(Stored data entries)
== == ==

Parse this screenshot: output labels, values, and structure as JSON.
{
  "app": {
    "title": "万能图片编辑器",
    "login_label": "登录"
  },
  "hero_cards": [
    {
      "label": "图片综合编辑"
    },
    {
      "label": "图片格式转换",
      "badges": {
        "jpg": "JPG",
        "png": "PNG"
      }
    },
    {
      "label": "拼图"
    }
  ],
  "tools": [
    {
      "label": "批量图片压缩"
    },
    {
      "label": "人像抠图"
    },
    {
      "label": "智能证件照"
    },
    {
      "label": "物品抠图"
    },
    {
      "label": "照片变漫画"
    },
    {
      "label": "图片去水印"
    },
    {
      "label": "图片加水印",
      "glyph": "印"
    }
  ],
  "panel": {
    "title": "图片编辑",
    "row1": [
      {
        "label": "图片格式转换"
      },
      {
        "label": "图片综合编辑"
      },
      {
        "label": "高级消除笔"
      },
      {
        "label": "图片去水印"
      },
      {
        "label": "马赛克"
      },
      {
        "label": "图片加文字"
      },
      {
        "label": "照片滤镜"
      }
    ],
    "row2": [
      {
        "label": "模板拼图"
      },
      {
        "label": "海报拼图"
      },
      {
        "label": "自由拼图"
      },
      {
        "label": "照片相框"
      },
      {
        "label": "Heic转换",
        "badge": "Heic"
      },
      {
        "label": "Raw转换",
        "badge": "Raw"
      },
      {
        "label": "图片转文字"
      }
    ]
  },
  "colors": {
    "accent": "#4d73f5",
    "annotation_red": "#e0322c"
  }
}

== == ==

DIRECTIVE —
Each line of the material above needs to be quoted exactly, please.

THE RESULT —
Parse this screenshot: output labels, values, and structure as JSON.
{
  "app": {
    "title": "万能图片编辑器",
    "login_label": "登录"
  },
  "hero_cards": [
    {
      "label": "图片综合编辑"
    },
    {
      "label": "图片格式转换",
      "badges": {
        "jpg": "JPG",
        "png": "PNG"
      }
    },
    {
      "label": "拼图"
    }
  ],
  "tools": [
    {
      "label": "批量图片压缩"
    },
    {
      "label": "人像抠图"
    },
    {
      "label": "智能证件照"
    },
    {
      "label": "物品抠图"
    },
    {
      "label": "照片变漫画"
    },
    {
      "label": "图片去水印"
    },
    {
      "label": "图片加水印",
      "glyph": "印"
    }
  ],
  "panel": {
    "title": "图片编辑",
    "row1": [
      {
        "label": "图片格式转换"
      },
      {
        "label": "图片综合编辑"
      },
      {
        "label": "高级消除笔"
      },
      {
        "label": "图片去水印"
      },
      {
        "label": "马赛克"
      },
      {
        "label": "图片加文字"
      },
      {
        "label": "照片滤镜"
      }
    ],
    "row2": [
      {
        "label": "模板拼图"
      },
      {
        "label": "海报拼图"
      },
      {
        "label": "自由拼图"
      },
      {
        "label": "照片相框"
      },
      {
        "label": "Heic转换",
        "badge": "Heic"
      },
      {
        "label": "Raw转换",
        "badge": "Raw"
      },
      {
        "label": "图片转文字"
      }
    ]
  },
  "colors": {
    "accent": "#4d73f5",
    "annotation_red": "#e0322c"
  }
}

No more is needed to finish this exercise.